» **The problem**
Leave out every picture, then transcribe the rest of the listing exactly.

(Figure contents as structured data)

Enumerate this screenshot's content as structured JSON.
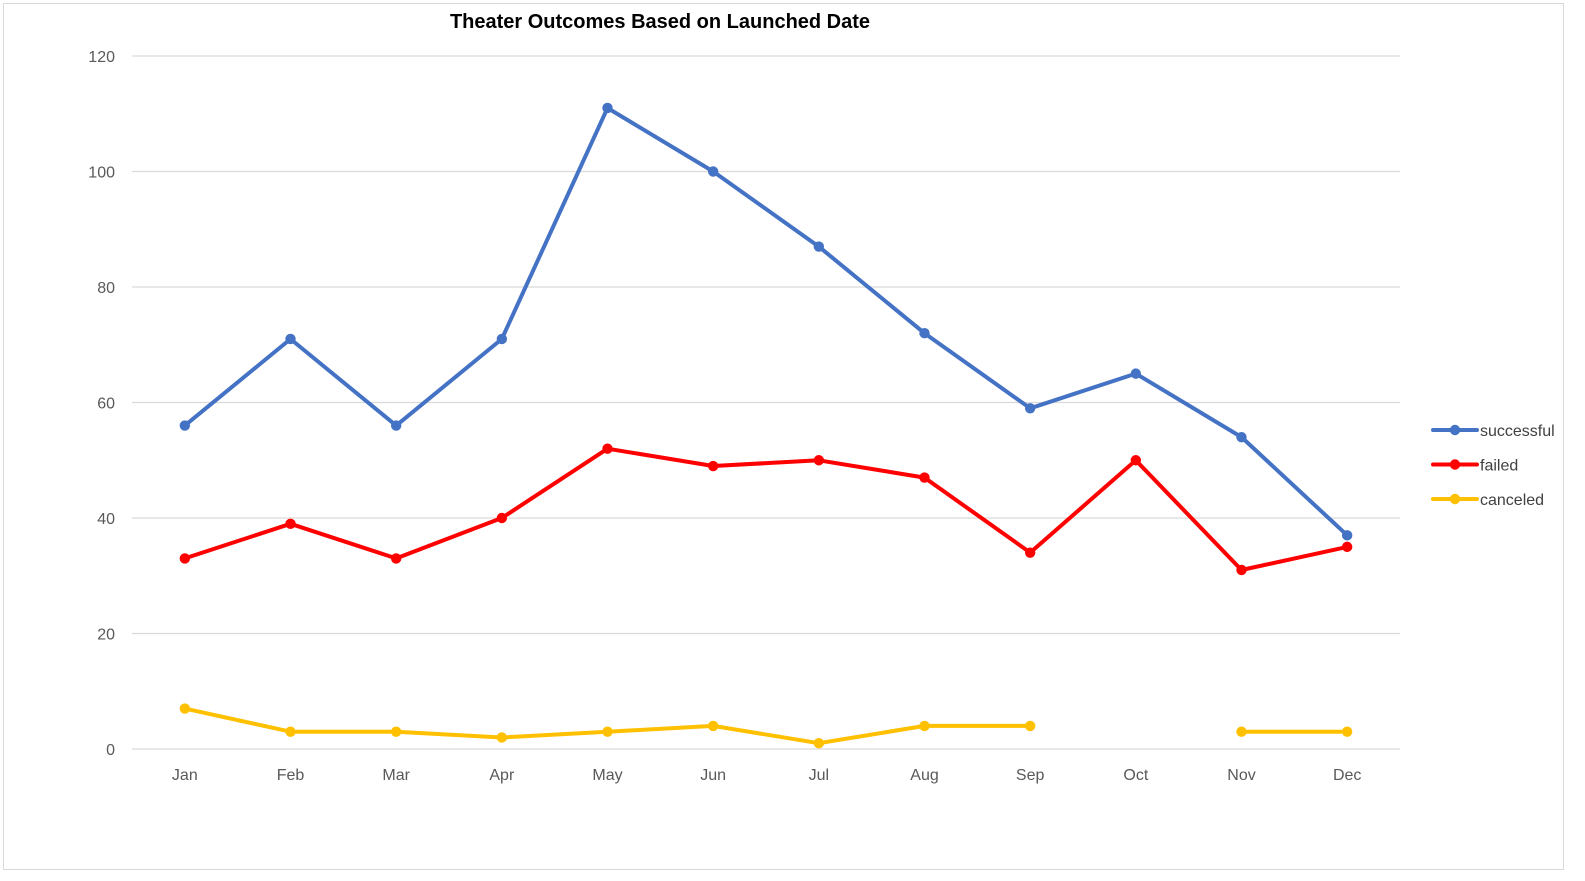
{
  "chart_data": {
    "type": "line",
    "title": "Theater Outcomes Based on Launched Date",
    "xlabel": "",
    "ylabel": "",
    "categories": [
      "Jan",
      "Feb",
      "Mar",
      "Apr",
      "May",
      "Jun",
      "Jul",
      "Aug",
      "Sep",
      "Oct",
      "Nov",
      "Dec"
    ],
    "ylim": [
      0,
      120
    ],
    "yticks": [
      0,
      20,
      40,
      60,
      80,
      100,
      120
    ],
    "grid": true,
    "legend_position": "right",
    "series": [
      {
        "name": "successful",
        "color": "#4472c4",
        "values": [
          56,
          71,
          56,
          71,
          111,
          100,
          87,
          72,
          59,
          65,
          54,
          37
        ]
      },
      {
        "name": "failed",
        "color": "#ff0000",
        "values": [
          33,
          39,
          33,
          40,
          52,
          49,
          50,
          47,
          34,
          50,
          31,
          35
        ]
      },
      {
        "name": "canceled",
        "color": "#ffc000",
        "values": [
          7,
          3,
          3,
          2,
          3,
          4,
          1,
          4,
          4,
          null,
          3,
          3
        ]
      }
    ]
  }
}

» **Exercise solution**
Enumerate this screenshot's content as structured JSON.
{
  "chart_data": {
    "type": "line",
    "title": "Theater Outcomes Based on Launched Date",
    "xlabel": "",
    "ylabel": "",
    "categories": [
      "Jan",
      "Feb",
      "Mar",
      "Apr",
      "May",
      "Jun",
      "Jul",
      "Aug",
      "Sep",
      "Oct",
      "Nov",
      "Dec"
    ],
    "ylim": [
      0,
      120
    ],
    "yticks": [
      0,
      20,
      40,
      60,
      80,
      100,
      120
    ],
    "grid": true,
    "legend_position": "right",
    "series": [
      {
        "name": "successful",
        "color": "#4472c4",
        "values": [
          56,
          71,
          56,
          71,
          111,
          100,
          87,
          72,
          59,
          65,
          54,
          37
        ]
      },
      {
        "name": "failed",
        "color": "#ff0000",
        "values": [
          33,
          39,
          33,
          40,
          52,
          49,
          50,
          47,
          34,
          50,
          31,
          35
        ]
      },
      {
        "name": "canceled",
        "color": "#ffc000",
        "values": [
          7,
          3,
          3,
          2,
          3,
          4,
          1,
          4,
          4,
          null,
          3,
          3
        ]
      }
    ]
  }
}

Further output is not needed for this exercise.